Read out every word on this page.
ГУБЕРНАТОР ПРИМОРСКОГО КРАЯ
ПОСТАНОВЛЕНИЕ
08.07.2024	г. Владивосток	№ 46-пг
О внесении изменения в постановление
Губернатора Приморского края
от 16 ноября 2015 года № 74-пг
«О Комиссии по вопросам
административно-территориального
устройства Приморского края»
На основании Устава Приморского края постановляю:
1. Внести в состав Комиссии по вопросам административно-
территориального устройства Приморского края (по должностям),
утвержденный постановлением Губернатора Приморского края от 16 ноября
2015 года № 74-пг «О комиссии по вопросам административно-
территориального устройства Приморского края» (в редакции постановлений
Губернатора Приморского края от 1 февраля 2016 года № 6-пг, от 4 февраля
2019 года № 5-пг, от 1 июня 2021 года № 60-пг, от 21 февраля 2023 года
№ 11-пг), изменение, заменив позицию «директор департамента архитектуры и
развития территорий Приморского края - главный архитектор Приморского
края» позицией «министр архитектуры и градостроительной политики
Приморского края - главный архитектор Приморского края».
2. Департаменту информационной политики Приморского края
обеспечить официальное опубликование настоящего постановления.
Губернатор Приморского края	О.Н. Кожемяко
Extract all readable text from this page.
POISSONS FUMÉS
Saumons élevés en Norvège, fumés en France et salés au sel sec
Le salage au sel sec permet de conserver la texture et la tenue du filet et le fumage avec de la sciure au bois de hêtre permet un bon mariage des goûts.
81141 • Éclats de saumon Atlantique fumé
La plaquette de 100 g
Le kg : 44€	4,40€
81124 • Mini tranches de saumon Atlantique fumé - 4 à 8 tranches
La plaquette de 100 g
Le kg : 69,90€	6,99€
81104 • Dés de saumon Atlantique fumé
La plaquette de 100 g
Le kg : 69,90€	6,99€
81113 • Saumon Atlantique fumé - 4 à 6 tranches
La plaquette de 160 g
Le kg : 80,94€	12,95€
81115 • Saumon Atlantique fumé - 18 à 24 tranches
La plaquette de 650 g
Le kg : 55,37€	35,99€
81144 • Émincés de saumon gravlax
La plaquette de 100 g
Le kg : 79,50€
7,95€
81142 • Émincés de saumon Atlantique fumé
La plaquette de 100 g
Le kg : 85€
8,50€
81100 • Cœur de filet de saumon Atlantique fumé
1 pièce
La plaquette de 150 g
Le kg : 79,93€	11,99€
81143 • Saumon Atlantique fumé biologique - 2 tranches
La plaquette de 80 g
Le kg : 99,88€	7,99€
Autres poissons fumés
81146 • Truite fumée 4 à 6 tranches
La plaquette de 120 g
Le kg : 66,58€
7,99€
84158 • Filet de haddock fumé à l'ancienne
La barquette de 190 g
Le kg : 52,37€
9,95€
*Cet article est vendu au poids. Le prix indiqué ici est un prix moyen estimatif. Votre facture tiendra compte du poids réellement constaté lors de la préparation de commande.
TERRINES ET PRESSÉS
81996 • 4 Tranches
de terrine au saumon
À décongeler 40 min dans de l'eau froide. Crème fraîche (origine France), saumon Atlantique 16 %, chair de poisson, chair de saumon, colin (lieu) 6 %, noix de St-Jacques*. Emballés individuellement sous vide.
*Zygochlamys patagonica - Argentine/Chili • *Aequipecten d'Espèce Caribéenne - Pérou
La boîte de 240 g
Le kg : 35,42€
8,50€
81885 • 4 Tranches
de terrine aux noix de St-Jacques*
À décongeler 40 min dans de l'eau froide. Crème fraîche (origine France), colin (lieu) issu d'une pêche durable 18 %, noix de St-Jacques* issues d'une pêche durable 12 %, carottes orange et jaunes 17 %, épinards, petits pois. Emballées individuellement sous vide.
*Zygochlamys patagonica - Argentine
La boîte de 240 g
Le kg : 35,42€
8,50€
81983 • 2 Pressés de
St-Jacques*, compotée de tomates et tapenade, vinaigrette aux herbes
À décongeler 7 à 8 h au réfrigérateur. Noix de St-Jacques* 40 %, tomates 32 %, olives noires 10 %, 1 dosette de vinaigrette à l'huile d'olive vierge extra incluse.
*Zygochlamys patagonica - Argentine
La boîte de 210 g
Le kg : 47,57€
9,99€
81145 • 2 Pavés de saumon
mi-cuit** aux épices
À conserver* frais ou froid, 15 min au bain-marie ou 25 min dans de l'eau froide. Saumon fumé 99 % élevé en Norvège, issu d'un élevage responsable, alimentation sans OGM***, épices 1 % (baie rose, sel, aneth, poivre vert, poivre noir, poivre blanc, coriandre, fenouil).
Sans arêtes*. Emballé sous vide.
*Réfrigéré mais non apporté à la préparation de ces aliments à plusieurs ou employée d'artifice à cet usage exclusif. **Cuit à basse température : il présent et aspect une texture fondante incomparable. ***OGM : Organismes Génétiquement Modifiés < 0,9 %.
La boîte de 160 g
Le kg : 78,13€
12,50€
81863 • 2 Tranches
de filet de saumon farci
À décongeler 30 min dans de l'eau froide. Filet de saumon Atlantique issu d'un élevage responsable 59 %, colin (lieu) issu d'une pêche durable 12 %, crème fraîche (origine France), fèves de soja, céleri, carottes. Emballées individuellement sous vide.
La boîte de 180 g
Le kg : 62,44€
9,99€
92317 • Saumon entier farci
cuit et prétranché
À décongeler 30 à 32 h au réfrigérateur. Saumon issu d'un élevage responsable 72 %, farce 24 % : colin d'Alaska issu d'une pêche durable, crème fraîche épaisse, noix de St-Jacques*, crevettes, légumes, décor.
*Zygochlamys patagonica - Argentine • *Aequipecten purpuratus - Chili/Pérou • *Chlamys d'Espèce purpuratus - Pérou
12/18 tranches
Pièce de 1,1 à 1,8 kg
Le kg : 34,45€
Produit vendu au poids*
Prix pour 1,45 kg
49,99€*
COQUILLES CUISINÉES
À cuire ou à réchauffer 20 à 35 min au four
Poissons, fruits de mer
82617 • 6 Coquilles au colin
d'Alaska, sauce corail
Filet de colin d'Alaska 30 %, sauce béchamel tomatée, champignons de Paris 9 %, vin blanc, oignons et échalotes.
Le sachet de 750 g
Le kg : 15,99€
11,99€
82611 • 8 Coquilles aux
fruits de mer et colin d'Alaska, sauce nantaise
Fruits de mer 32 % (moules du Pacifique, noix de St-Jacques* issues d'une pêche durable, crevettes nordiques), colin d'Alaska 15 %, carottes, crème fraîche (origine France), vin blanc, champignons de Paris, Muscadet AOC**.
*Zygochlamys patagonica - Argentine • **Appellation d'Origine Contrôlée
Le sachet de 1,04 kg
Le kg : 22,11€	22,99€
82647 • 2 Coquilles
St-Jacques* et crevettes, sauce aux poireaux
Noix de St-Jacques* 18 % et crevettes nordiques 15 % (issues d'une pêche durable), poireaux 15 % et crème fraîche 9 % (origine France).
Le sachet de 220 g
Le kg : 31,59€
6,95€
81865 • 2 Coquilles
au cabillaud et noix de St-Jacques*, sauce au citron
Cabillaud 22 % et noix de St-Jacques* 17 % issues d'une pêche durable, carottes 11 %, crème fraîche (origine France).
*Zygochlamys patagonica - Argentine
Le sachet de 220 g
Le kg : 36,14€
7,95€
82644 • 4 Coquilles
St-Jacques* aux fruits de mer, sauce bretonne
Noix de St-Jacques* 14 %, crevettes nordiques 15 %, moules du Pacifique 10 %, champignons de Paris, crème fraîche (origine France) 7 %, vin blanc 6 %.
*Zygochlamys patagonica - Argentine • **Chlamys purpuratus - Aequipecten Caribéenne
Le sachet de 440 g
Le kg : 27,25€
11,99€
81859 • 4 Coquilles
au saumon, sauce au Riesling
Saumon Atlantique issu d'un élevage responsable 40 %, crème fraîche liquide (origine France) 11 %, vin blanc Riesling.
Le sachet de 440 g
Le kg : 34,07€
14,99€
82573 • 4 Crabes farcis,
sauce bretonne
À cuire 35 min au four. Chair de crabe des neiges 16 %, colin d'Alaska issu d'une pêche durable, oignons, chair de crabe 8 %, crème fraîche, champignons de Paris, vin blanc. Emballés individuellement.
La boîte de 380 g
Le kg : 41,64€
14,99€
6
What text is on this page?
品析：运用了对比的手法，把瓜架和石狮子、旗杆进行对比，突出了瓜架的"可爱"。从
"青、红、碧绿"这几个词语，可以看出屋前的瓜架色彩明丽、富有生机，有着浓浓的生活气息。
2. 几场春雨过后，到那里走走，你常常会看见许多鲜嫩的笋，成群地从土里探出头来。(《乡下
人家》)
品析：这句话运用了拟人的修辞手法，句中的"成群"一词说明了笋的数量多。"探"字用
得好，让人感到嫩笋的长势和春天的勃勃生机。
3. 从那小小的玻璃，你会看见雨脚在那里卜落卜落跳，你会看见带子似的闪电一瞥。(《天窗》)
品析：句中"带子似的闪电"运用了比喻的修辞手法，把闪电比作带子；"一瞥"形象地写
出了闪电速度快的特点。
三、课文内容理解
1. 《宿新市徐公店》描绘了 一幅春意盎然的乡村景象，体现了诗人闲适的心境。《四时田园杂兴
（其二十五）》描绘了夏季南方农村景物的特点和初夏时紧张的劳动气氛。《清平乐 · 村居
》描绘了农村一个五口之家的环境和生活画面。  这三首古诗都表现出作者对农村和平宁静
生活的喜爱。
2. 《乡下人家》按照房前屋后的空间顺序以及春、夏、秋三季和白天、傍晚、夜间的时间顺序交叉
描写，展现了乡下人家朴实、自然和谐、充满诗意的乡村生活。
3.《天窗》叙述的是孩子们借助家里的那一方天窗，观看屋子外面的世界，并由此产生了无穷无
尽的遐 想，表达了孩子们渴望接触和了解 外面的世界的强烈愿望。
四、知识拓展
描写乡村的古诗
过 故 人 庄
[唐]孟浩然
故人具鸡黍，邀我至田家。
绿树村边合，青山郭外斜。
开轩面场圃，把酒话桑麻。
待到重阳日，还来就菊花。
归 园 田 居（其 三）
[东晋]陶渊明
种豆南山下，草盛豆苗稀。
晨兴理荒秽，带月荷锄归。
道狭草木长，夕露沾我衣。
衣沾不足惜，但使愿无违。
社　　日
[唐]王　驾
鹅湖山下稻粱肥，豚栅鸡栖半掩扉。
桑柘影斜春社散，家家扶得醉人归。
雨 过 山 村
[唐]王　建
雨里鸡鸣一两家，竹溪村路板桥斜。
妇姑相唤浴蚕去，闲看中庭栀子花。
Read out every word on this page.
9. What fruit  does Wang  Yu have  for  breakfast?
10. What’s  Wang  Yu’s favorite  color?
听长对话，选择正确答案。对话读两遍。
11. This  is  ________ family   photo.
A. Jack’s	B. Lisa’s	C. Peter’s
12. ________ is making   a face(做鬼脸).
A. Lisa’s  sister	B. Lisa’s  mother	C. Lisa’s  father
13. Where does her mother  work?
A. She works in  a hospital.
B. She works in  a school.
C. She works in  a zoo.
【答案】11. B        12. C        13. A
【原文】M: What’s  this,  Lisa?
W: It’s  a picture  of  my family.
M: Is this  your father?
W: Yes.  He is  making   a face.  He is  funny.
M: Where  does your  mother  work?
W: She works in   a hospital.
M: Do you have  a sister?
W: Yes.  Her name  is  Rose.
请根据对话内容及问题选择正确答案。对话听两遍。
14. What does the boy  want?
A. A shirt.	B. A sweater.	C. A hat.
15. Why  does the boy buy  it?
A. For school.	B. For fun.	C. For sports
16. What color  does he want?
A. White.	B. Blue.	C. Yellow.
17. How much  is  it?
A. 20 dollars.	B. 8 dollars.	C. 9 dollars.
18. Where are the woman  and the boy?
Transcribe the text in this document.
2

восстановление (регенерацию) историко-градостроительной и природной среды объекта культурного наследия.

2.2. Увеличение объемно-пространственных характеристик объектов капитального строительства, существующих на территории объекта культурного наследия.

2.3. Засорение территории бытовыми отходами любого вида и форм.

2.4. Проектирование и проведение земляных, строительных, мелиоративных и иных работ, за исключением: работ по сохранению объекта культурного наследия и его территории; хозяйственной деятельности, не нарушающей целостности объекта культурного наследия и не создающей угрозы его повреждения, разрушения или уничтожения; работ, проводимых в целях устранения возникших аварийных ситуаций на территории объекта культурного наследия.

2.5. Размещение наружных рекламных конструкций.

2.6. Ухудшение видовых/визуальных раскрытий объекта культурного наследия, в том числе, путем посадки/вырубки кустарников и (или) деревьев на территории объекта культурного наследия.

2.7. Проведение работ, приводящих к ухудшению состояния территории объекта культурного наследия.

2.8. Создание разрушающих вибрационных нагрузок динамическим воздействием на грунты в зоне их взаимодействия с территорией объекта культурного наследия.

_ _ _

_WHAT TO PRODUCE:_
Filter the entries down to the lines with the word "Губернатора" in them.

_EXERCISE RESPONSE:_
Губернатора Приморского края
утвержденный постановлением Губернатора Приморского края от 16 ноября
Губернатора Приморского края от 1 февраля 2016 года № 6-пг, от 4 февраля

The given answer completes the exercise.